* _What is expected_
Extract every line where the string "energy" appears.

Dataset rows about figures
·····
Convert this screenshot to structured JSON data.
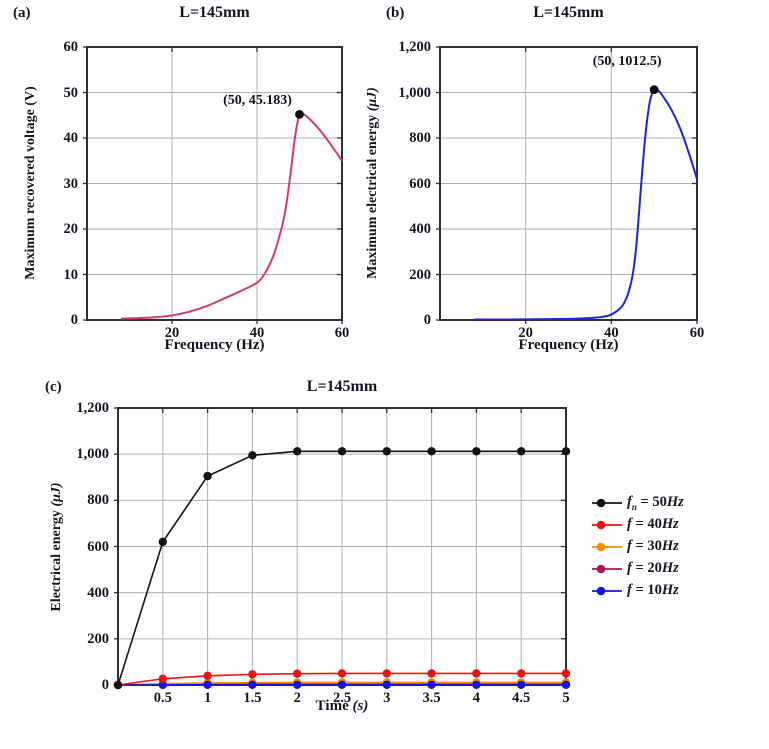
{
  "figure": {
    "background": "#ffffff",
    "text_color": "#15151f",
    "frame_color": "#2e2e2e",
    "grid_color": "#b0b0b0"
  },
  "chart_data": [
    {
      "id": "a",
      "type": "line",
      "panel_label": "(a)",
      "title": "L=145mm",
      "xlabel_main": "Frequency (Hz)",
      "xlabel_unit": "",
      "ylabel_main": "Maximum recovered voltage (V)",
      "ylabel_unit": "",
      "xlim": [
        0,
        60
      ],
      "ylim": [
        0,
        60
      ],
      "xticks": [
        20,
        40,
        60
      ],
      "xtick_labels": [
        "20",
        "40",
        "60"
      ],
      "yticks": [
        0,
        10,
        20,
        30,
        40,
        50,
        60
      ],
      "ytick_labels": [
        "0",
        "10",
        "20",
        "30",
        "40",
        "50",
        "60"
      ],
      "grid": true,
      "legend_position": "none",
      "series": [
        {
          "name": "max-recovered-voltage",
          "color": "#d23b67",
          "smooth": true,
          "marker": false,
          "points": [
            [
              8,
              0.3
            ],
            [
              12,
              0.4
            ],
            [
              16,
              0.6
            ],
            [
              20,
              1.0
            ],
            [
              24,
              1.8
            ],
            [
              28,
              3.0
            ],
            [
              32,
              4.6
            ],
            [
              36,
              6.3
            ],
            [
              40,
              8.2
            ],
            [
              42,
              10.5
            ],
            [
              44,
              14.5
            ],
            [
              46,
              21
            ],
            [
              47,
              26
            ],
            [
              48,
              33
            ],
            [
              49,
              40.5
            ],
            [
              50,
              45.183
            ],
            [
              51,
              45.2
            ],
            [
              52,
              44.5
            ],
            [
              54,
              42.6
            ],
            [
              56,
              40.3
            ],
            [
              58,
              37.7
            ],
            [
              60,
              35
            ]
          ]
        }
      ],
      "peak": {
        "x": 50,
        "y": 45.183,
        "label": "(50, 45.183)"
      }
    },
    {
      "id": "b",
      "type": "line",
      "panel_label": "(b)",
      "title": "L=145mm",
      "xlabel_main": "Frequency (Hz)",
      "xlabel_unit": "",
      "ylabel_main": "Maximum electrical energy ",
      "ylabel_unit": "(μJ)",
      "xlim": [
        0,
        60
      ],
      "ylim": [
        0,
        1200
      ],
      "xticks": [
        20,
        40,
        60
      ],
      "xtick_labels": [
        "20",
        "40",
        "60"
      ],
      "yticks": [
        0,
        200,
        400,
        600,
        800,
        1000,
        1200
      ],
      "ytick_labels": [
        "0",
        "200",
        "400",
        "600",
        "800",
        "1,000",
        "1,200"
      ],
      "grid": true,
      "legend_position": "none",
      "series": [
        {
          "name": "max-electrical-energy",
          "color": "#2222dd",
          "smooth": true,
          "marker": false,
          "points": [
            [
              8,
              2
            ],
            [
              14,
              2
            ],
            [
              20,
              3
            ],
            [
              26,
              4
            ],
            [
              32,
              6
            ],
            [
              36,
              10
            ],
            [
              38,
              14
            ],
            [
              40,
              24
            ],
            [
              42,
              50
            ],
            [
              43,
              75
            ],
            [
              44,
              120
            ],
            [
              45,
              200
            ],
            [
              45.8,
              320
            ],
            [
              46.5,
              480
            ],
            [
              47.2,
              650
            ],
            [
              48,
              820
            ],
            [
              49,
              960
            ],
            [
              50,
              1012.5
            ],
            [
              51,
              1008
            ],
            [
              52,
              985
            ],
            [
              54,
              925
            ],
            [
              56,
              845
            ],
            [
              58,
              740
            ],
            [
              60,
              620
            ]
          ]
        }
      ],
      "peak": {
        "x": 50,
        "y": 1012.5,
        "label": "(50, 1012.5)"
      }
    },
    {
      "id": "c",
      "type": "line",
      "panel_label": "(c)",
      "title": "L=145mm",
      "xlabel_main": "Time ",
      "xlabel_unit": "(s)",
      "ylabel_main": "Electrical energy ",
      "ylabel_unit": "(μJ)",
      "xlim": [
        0,
        5
      ],
      "ylim": [
        0,
        1200
      ],
      "xticks": [
        0.5,
        1,
        1.5,
        2,
        2.5,
        3,
        3.5,
        4,
        4.5,
        5
      ],
      "xtick_labels": [
        "0.5",
        "1",
        "1.5",
        "2",
        "2.5",
        "3",
        "3.5",
        "4",
        "4.5",
        "5"
      ],
      "yticks": [
        0,
        200,
        400,
        600,
        800,
        1000,
        1200
      ],
      "ytick_labels": [
        "0",
        "200",
        "400",
        "600",
        "800",
        "1,000",
        "1,200"
      ],
      "grid": true,
      "legend_position": "right",
      "x": [
        0,
        0.5,
        1,
        1.5,
        2,
        2.5,
        3,
        3.5,
        4,
        4.5,
        5
      ],
      "draw_order": [
        3,
        2,
        4,
        1,
        0
      ],
      "series": [
        {
          "name": "fn-50Hz",
          "color": "#141414",
          "smooth": false,
          "marker": true,
          "values": [
            0,
            620,
            905,
            995,
            1012.5,
            1012.5,
            1012.5,
            1012.5,
            1012.5,
            1012.5,
            1012.5
          ]
        },
        {
          "name": "f-40Hz",
          "color": "#ee1111",
          "smooth": false,
          "marker": true,
          "values": [
            0,
            27,
            40,
            46,
            49,
            50,
            50,
            50,
            50,
            50,
            50
          ]
        },
        {
          "name": "f-30Hz",
          "color": "#ff8a00",
          "smooth": false,
          "marker": true,
          "values": [
            0,
            6,
            9,
            10,
            11,
            11,
            11,
            11,
            11,
            11,
            11
          ]
        },
        {
          "name": "f-20Hz",
          "color": "#a81750",
          "smooth": false,
          "marker": true,
          "values": [
            0,
            2,
            3,
            4,
            4,
            4,
            4,
            4,
            4,
            4,
            4
          ]
        },
        {
          "name": "f-10Hz",
          "color": "#1414e0",
          "smooth": false,
          "marker": true,
          "values": [
            0,
            0.5,
            1,
            1,
            1,
            1,
            1,
            1,
            1,
            1,
            1
          ]
        }
      ],
      "legend": [
        {
          "color": "#141414",
          "var": "f",
          "sub": "n",
          "value": "50",
          "unit": "Hz"
        },
        {
          "color": "#ee1111",
          "var": "f",
          "sub": "",
          "value": "40",
          "unit": "Hz"
        },
        {
          "color": "#ff8a00",
          "var": "f",
          "sub": "",
          "value": "30",
          "unit": "Hz"
        },
        {
          "color": "#a81750",
          "var": "f",
          "sub": "",
          "value": "20",
          "unit": "Hz"
        },
        {
          "color": "#1414e0",
          "var": "f",
          "sub": "",
          "value": "10",
          "unit": "Hz"
        }
      ]
    }
  ]
}
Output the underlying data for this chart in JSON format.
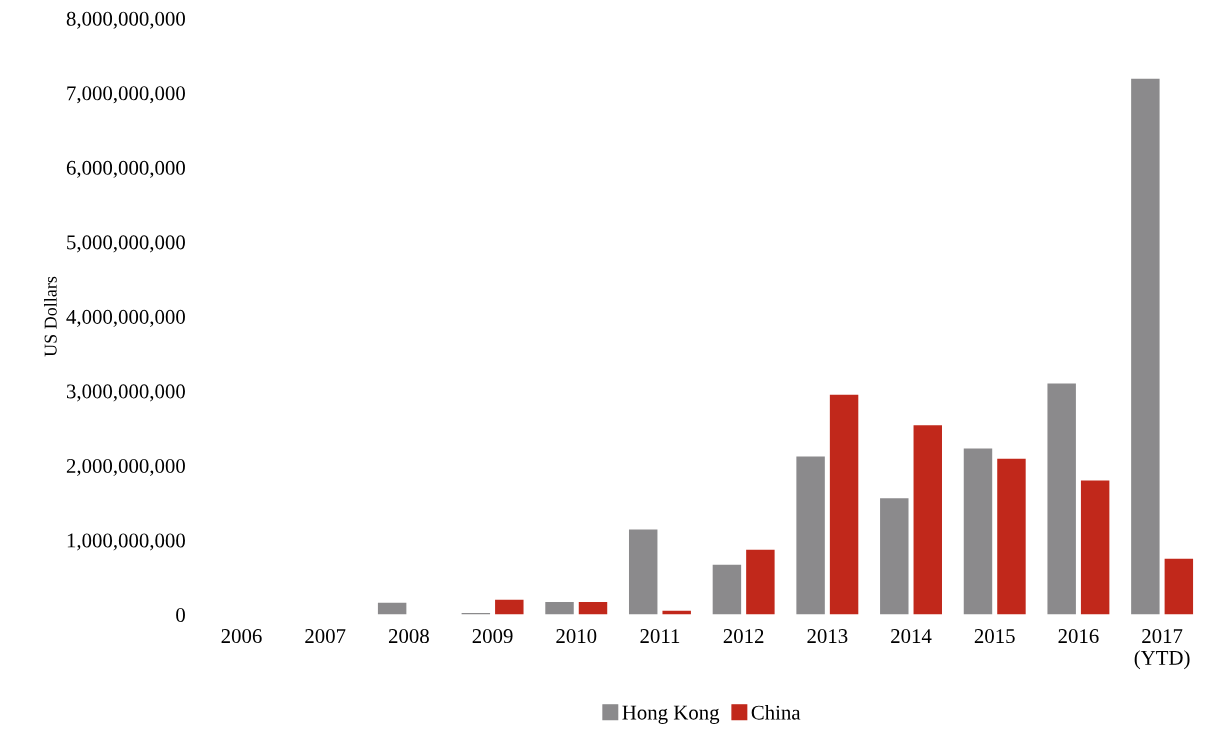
{
  "chart_data": {
    "type": "bar",
    "ylabel": "US Dollars",
    "categories": [
      "2006",
      "2007",
      "2008",
      "2009",
      "2010",
      "2011",
      "2012",
      "2013",
      "2014",
      "2015",
      "2016",
      "2017\n(YTD)"
    ],
    "series": [
      {
        "name": "Hong Kong",
        "color": "#8b8a8c",
        "values": [
          0,
          0,
          160000000,
          20000000,
          170000000,
          1140000000,
          670000000,
          2120000000,
          1560000000,
          2230000000,
          3100000000,
          7190000000
        ]
      },
      {
        "name": "China",
        "color": "#c1281b",
        "values": [
          0,
          0,
          0,
          200000000,
          170000000,
          50000000,
          870000000,
          2950000000,
          2540000000,
          2090000000,
          1800000000,
          750000000
        ]
      }
    ],
    "ylim": [
      0,
      8000000000
    ],
    "yticks": [
      {
        "value": 0,
        "label": "0"
      },
      {
        "value": 1000000000,
        "label": "1,000,000,000"
      },
      {
        "value": 2000000000,
        "label": "2,000,000,000"
      },
      {
        "value": 3000000000,
        "label": "3,000,000,000"
      },
      {
        "value": 4000000000,
        "label": "4,000,000,000"
      },
      {
        "value": 5000000000,
        "label": "5,000,000,000"
      },
      {
        "value": 6000000000,
        "label": "6,000,000,000"
      },
      {
        "value": 7000000000,
        "label": "7,000,000,000"
      },
      {
        "value": 8000000000,
        "label": "8,000,000,000"
      }
    ],
    "grid": false,
    "legend": "bottom"
  }
}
·····
* _Task answer_
      "ylabel_main": "Maximum electrical energy ",
          "name": "max-electrical-energy",
      "ylabel_main": "Electrical energy ",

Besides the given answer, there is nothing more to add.